*PAGE EXCERPT*
-.-.-

Si la baisse du ratio d’endettement reflète en grande partie la croissance du PIB, elle est également due au fait que la Suisse a réduit le montant de sa dette. Celle de la Confédération est par exemple passée de 130 à 102 milliards de francs entre 1995 et 2015. Cette évolution reflète le fait que les bonnes « surprises » récurrentes des comptes publics sont affectées au paiement de la dette, une pratique discutable car elle n’est pas compensée par un traitement symétrique des mauvaises surprises. D’un point de vue économique il suffit de stabiliser la dette par rapport au PIB (ce qui permet d’augmenter la dette de la Confédération de 2 milliards par an). Il n’est nul besoin de réduire ce ratio qui est déjà bas, et encore moins d’effectuer des remboursements de la dette.

Il faut donc rappeler encore et encore que le poids de l’Etat est stable en Suisse et pas à un niveau problématique. Si certains souhaitent un amaigrissement de l’Etat, il leur faut alors motiver leur préférence sur le fonds (y compris sur le bien-fondé de réduire des prestations publiques pourtant appréciées de la population) plutôt que de peindre le diable sur la muraille.

-.-.-

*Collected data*

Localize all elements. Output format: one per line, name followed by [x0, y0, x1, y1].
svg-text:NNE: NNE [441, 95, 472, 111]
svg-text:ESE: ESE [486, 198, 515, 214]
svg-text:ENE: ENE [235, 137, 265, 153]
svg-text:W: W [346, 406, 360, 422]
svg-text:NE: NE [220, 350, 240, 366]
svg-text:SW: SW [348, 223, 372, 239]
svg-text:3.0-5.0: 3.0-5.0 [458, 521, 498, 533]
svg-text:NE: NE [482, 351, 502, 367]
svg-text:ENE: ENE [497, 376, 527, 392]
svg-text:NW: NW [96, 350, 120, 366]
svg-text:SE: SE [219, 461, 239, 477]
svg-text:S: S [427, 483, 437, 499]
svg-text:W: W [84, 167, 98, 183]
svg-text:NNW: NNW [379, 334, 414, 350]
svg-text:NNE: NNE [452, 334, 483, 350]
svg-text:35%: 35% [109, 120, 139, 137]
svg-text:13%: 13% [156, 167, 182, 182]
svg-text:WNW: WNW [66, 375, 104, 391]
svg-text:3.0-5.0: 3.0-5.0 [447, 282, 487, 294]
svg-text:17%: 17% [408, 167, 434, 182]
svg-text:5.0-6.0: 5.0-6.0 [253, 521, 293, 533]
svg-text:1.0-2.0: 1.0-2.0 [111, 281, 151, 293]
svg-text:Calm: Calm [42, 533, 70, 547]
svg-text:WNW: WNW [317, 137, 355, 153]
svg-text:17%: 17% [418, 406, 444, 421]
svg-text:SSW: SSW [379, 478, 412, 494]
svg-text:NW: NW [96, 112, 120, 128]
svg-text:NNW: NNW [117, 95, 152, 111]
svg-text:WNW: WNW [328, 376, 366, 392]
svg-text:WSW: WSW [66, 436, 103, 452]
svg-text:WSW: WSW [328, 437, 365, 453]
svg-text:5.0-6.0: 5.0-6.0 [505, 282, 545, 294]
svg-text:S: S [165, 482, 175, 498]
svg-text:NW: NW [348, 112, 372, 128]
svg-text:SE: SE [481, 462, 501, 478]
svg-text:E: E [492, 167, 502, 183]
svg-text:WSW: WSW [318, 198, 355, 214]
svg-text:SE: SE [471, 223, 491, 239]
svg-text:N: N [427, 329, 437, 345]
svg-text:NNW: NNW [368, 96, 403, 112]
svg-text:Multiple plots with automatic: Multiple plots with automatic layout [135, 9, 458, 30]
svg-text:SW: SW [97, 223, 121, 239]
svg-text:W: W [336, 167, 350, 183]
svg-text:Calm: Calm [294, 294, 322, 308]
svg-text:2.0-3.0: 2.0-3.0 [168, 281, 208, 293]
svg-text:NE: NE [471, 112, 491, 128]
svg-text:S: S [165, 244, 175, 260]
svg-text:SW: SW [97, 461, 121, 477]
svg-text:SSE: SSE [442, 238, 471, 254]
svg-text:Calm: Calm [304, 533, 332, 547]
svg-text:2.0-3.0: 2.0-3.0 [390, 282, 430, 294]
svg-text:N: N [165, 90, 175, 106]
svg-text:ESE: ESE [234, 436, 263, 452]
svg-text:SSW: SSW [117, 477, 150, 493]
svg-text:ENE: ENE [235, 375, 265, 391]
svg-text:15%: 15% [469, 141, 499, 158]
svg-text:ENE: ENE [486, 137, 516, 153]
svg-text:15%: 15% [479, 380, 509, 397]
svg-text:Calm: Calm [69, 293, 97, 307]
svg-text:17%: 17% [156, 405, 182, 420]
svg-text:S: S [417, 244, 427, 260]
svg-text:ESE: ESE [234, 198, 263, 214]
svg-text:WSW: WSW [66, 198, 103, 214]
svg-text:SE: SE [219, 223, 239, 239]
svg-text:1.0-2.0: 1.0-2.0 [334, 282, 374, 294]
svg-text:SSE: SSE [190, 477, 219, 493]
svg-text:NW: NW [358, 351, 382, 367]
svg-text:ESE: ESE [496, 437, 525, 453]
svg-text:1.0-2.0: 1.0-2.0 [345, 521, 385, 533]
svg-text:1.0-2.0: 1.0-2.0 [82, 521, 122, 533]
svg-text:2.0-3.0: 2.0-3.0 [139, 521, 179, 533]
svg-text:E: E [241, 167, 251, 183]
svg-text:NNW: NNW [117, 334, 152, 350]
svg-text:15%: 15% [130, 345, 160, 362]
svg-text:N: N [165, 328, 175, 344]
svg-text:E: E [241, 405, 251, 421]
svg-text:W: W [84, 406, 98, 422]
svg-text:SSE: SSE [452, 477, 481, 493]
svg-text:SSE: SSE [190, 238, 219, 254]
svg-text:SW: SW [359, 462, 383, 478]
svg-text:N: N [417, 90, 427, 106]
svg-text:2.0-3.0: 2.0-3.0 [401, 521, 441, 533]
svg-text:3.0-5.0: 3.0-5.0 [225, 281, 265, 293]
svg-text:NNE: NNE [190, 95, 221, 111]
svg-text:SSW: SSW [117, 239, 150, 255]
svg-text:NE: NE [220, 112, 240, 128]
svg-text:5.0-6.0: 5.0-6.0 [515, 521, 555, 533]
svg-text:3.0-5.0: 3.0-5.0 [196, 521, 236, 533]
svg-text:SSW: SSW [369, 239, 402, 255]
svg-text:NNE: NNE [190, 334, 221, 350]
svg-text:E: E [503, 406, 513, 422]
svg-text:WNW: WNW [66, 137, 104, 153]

-.-.-

*WHAT THE TASK ASKS*
Write out the passage on Swiss public debt and the size of the state in full, word for word.

*RESULT*
Si la baisse du ratio d’endettement reflète en grande partie la croissance du PIB, elle est également due au fait que la Suisse a réduit le montant de sa dette. Celle de la Confédération est par exemple passée de 130 à 102 milliards de francs entre 1995 et 2015. Cette évolution reflète le fait que les bonnes « surprises » récurrentes des comptes publics sont affectées au paiement de la dette, une pratique discutable car elle n’est pas compensée par un traitement symétrique des mauvaises surprises. D’un point de vue économique il suffit de stabiliser la dette par rapport au PIB (ce qui permet d’augmenter la dette de la Confédération de 2 milliards par an). Il n’est nul besoin de réduire ce ratio qui est déjà bas, et encore moins d’effectuer des remboursements de la dette.

Il faut donc rappeler encore et encore que le poids de l’Etat est stable en Suisse et pas à un niveau problématique. Si certains souhaitent un amaigrissement de l’Etat, il leur faut alors motiver leur préférence sur le fonds (y compris sur le bien-fondé de réduire des prestations publiques pourtant appréciées de la population) plutôt que de peindre le diable sur la muraille.